---- Records shown
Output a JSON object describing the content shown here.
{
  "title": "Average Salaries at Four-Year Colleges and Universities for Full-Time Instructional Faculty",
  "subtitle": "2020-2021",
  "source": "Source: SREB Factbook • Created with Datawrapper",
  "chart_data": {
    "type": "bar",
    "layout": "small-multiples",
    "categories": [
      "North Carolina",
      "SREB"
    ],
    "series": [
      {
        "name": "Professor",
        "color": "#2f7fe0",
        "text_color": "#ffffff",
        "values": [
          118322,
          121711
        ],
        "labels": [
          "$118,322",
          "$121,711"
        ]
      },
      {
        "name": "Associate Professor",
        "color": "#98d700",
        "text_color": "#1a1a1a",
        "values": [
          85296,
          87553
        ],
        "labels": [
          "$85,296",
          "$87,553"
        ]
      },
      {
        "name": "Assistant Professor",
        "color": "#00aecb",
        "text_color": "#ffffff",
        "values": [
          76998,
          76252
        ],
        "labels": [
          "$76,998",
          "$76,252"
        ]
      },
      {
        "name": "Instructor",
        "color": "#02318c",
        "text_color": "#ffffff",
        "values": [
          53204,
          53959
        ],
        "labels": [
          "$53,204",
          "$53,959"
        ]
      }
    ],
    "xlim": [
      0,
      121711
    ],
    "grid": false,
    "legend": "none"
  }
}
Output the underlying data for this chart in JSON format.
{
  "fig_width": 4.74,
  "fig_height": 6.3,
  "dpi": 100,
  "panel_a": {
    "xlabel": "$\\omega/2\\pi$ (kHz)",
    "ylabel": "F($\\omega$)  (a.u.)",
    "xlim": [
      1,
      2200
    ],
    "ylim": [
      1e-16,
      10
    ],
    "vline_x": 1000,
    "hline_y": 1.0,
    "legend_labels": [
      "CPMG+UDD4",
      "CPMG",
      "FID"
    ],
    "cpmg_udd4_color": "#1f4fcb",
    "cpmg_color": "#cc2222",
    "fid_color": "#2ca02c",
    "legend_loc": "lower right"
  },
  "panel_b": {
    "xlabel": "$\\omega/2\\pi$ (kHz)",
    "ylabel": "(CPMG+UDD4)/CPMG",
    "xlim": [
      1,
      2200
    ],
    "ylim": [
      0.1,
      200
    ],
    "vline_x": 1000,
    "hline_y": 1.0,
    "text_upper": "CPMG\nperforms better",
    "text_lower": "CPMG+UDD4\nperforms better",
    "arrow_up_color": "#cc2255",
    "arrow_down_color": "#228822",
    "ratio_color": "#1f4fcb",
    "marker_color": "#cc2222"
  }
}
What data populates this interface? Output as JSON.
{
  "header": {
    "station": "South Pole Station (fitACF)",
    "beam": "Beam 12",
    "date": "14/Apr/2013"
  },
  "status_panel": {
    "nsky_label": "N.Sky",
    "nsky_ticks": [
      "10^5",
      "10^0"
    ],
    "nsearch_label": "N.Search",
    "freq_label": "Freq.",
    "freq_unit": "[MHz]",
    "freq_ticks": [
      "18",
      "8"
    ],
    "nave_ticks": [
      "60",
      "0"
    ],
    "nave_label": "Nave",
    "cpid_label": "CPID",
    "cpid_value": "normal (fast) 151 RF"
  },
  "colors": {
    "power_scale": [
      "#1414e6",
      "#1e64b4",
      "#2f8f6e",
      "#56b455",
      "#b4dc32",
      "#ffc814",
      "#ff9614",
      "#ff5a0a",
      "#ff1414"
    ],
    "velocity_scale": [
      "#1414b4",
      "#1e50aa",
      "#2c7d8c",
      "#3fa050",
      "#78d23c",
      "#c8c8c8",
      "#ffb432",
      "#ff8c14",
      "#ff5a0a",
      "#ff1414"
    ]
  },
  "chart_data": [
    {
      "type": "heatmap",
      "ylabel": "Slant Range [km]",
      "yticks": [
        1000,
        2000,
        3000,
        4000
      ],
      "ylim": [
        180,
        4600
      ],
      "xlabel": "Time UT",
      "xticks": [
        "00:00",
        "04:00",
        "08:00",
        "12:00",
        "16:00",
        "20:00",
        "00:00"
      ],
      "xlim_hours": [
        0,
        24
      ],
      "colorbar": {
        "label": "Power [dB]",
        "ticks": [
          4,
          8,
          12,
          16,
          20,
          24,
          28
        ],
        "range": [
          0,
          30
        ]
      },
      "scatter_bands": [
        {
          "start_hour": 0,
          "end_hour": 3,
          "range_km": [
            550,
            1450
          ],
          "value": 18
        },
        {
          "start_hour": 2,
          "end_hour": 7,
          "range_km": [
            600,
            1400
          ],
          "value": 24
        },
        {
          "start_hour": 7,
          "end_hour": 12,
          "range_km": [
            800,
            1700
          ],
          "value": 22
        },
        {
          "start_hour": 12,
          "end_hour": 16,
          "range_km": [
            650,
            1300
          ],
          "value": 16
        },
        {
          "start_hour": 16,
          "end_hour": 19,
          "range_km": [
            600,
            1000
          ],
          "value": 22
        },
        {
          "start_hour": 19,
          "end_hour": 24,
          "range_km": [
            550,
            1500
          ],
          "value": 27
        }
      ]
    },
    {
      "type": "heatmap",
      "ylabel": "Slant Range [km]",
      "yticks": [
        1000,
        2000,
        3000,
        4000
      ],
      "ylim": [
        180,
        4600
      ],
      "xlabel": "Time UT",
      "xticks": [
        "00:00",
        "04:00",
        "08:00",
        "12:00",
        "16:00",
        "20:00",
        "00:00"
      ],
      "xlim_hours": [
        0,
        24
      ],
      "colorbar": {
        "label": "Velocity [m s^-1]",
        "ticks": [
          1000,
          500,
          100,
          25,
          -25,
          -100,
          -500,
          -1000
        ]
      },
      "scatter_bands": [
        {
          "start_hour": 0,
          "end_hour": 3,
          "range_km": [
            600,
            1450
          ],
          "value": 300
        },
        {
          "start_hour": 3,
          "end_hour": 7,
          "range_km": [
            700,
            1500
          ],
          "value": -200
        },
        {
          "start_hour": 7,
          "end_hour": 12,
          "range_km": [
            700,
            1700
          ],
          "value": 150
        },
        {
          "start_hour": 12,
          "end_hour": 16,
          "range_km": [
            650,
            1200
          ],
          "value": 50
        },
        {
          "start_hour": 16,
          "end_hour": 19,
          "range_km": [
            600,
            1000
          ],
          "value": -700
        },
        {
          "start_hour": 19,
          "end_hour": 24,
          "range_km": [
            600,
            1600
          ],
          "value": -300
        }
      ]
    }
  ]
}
--------
_Problem description_: Output each record exactly, leaving nothing out.

_Result of the exercise_:
Output a JSON object describing the content shown here.
{
  "title": "Average Salaries at Four-Year Colleges and Universities for Full-Time Instructional Faculty",
  "subtitle": "2020-2021",
  "source": "Source: SREB Factbook • Created with Datawrapper",
  "chart_data": {
    "type": "bar",
    "layout": "small-multiples",
    "categories": [
      "North Carolina",
      "SREB"
    ],
    "series": [
      {
        "name": "Professor",
        "color": "#2f7fe0",
        "text_color": "#ffffff",
        "values": [
          118322,
          121711
        ],
        "labels": [
          "$118,322",
          "$121,711"
        ]
      },
      {
        "name": "Associate Professor",
        "color": "#98d700",
        "text_color": "#1a1a1a",
        "values": [
          85296,
          87553
        ],
        "labels": [
          "$85,296",
          "$87,553"
        ]
      },
      {
        "name": "Assistant Professor",
        "color": "#00aecb",
        "text_color": "#ffffff",
        "values": [
          76998,
          76252
        ],
        "labels": [
          "$76,998",
          "$76,252"
        ]
      },
      {
        "name": "Instructor",
        "color": "#02318c",
        "text_color": "#ffffff",
        "values": [
          53204,
          53959
        ],
        "labels": [
          "$53,204",
          "$53,959"
        ]
      }
    ],
    "xlim": [
      0,
      121711
    ],
    "grid": false,
    "legend": "none"
  }
}
Output the underlying data for this chart in JSON format.
{
  "fig_width": 4.74,
  "fig_height": 6.3,
  "dpi": 100,
  "panel_a": {
    "xlabel": "$\\omega/2\\pi$ (kHz)",
    "ylabel": "F($\\omega$)  (a.u.)",
    "xlim": [
      1,
      2200
    ],
    "ylim": [
      1e-16,
      10
    ],
    "vline_x": 1000,
    "hline_y": 1.0,
    "legend_labels": [
      "CPMG+UDD4",
      "CPMG",
      "FID"
    ],
    "cpmg_udd4_color": "#1f4fcb",
    "cpmg_color": "#cc2222",
    "fid_color": "#2ca02c",
    "legend_loc": "lower right"
  },
  "panel_b": {
    "xlabel": "$\\omega/2\\pi$ (kHz)",
    "ylabel": "(CPMG+UDD4)/CPMG",
    "xlim": [
      1,
      2200
    ],
    "ylim": [
      0.1,
      200
    ],
    "vline_x": 1000,
    "hline_y": 1.0,
    "text_upper": "CPMG\nperforms better",
    "text_lower": "CPMG+UDD4\nperforms better",
    "arrow_up_color": "#cc2255",
    "arrow_down_color": "#228822",
    "ratio_color": "#1f4fcb",
    "marker_color": "#cc2222"
  }
}
What data populates this interface? Output as JSON.
{
  "header": {
    "station": "South Pole Station (fitACF)",
    "beam": "Beam 12",
    "date": "14/Apr/2013"
  },
  "status_panel": {
    "nsky_label": "N.Sky",
    "nsky_ticks": [
      "10^5",
      "10^0"
    ],
    "nsearch_label": "N.Search",
    "freq_label": "Freq.",
    "freq_unit": "[MHz]",
    "freq_ticks": [
      "18",
      "8"
    ],
    "nave_ticks": [
      "60",
      "0"
    ],
    "nave_label": "Nave",
    "cpid_label": "CPID",
    "cpid_value": "normal (fast) 151 RF"
  },
  "colors": {
    "power_scale": [
      "#1414e6",
      "#1e64b4",
      "#2f8f6e",
      "#56b455",
      "#b4dc32",
      "#ffc814",
      "#ff9614",
      "#ff5a0a",
      "#ff1414"
    ],
    "velocity_scale": [
      "#1414b4",
      "#1e50aa",
      "#2c7d8c",
      "#3fa050",
      "#78d23c",
      "#c8c8c8",
      "#ffb432",
      "#ff8c14",
      "#ff5a0a",
      "#ff1414"
    ]
  },
  "chart_data": [
    {
      "type": "heatmap",
      "ylabel": "Slant Range [km]",
      "yticks": [
        1000,
        2000,
        3000,
        4000
      ],
      "ylim": [
        180,
        4600
      ],
      "xlabel": "Time UT",
      "xticks": [
        "00:00",
        "04:00",
        "08:00",
        "12:00",
        "16:00",
        "20:00",
        "00:00"
      ],
      "xlim_hours": [
        0,
        24
      ],
      "colorbar": {
        "label": "Power [dB]",
        "ticks": [
          4,
          8,
          12,
          16,
          20,
          24,
          28
        ],
        "range": [
          0,
          30
        ]
      },
      "scatter_bands": [
        {
          "start_hour": 0,
          "end_hour": 3,
          "range_km": [
            550,
            1450
          ],
          "value": 18
        },
        {
          "start_hour": 2,
          "end_hour": 7,
          "range_km": [
            600,
            1400
          ],
          "value": 24
        },
        {
          "start_hour": 7,
          "end_hour": 12,
          "range_km": [
            800,
            1700
          ],
          "value": 22
        },
        {
          "start_hour": 12,
          "end_hour": 16,
          "range_km": [
            650,
            1300
          ],
          "value": 16
        },
        {
          "start_hour": 16,
          "end_hour": 19,
          "range_km": [
            600,
            1000
          ],
          "value": 22
        },
        {
          "start_hour": 19,
          "end_hour": 24,
          "range_km": [
            550,
            1500
          ],
          "value": 27
        }
      ]
    },
    {
      "type": "heatmap",
      "ylabel": "Slant Range [km]",
      "yticks": [
        1000,
        2000,
        3000,
        4000
      ],
      "ylim": [
        180,
        4600
      ],
      "xlabel": "Time UT",
      "xticks": [
        "00:00",
        "04:00",
        "08:00",
        "12:00",
        "16:00",
        "20:00",
        "00:00"
      ],
      "xlim_hours": [
        0,
        24
      ],
      "colorbar": {
        "label": "Velocity [m s^-1]",
        "ticks": [
          1000,
          500,
          100,
          25,
          -25,
          -100,
          -500,
          -1000
        ]
      },
      "scatter_bands": [
        {
          "start_hour": 0,
          "end_hour": 3,
          "range_km": [
            600,
            1450
          ],
          "value": 300
        },
        {
          "start_hour": 3,
          "end_hour": 7,
          "range_km": [
            700,
            1500
          ],
          "value": -200
        },
        {
          "start_hour": 7,
          "end_hour": 12,
          "range_km": [
            700,
            1700
          ],
          "value": 150
        },
        {
          "start_hour": 12,
          "end_hour": 16,
          "range_km": [
            650,
            1200
          ],
          "value": 50
        },
        {
          "start_hour": 16,
          "end_hour": 19,
          "range_km": [
            600,
            1000
          ],
          "value": -700
        },
        {
          "start_hour": 19,
          "end_hour": 24,
          "range_km": [
            600,
            1600
          ],
          "value": -300
        }
      ]
    }
  ]
}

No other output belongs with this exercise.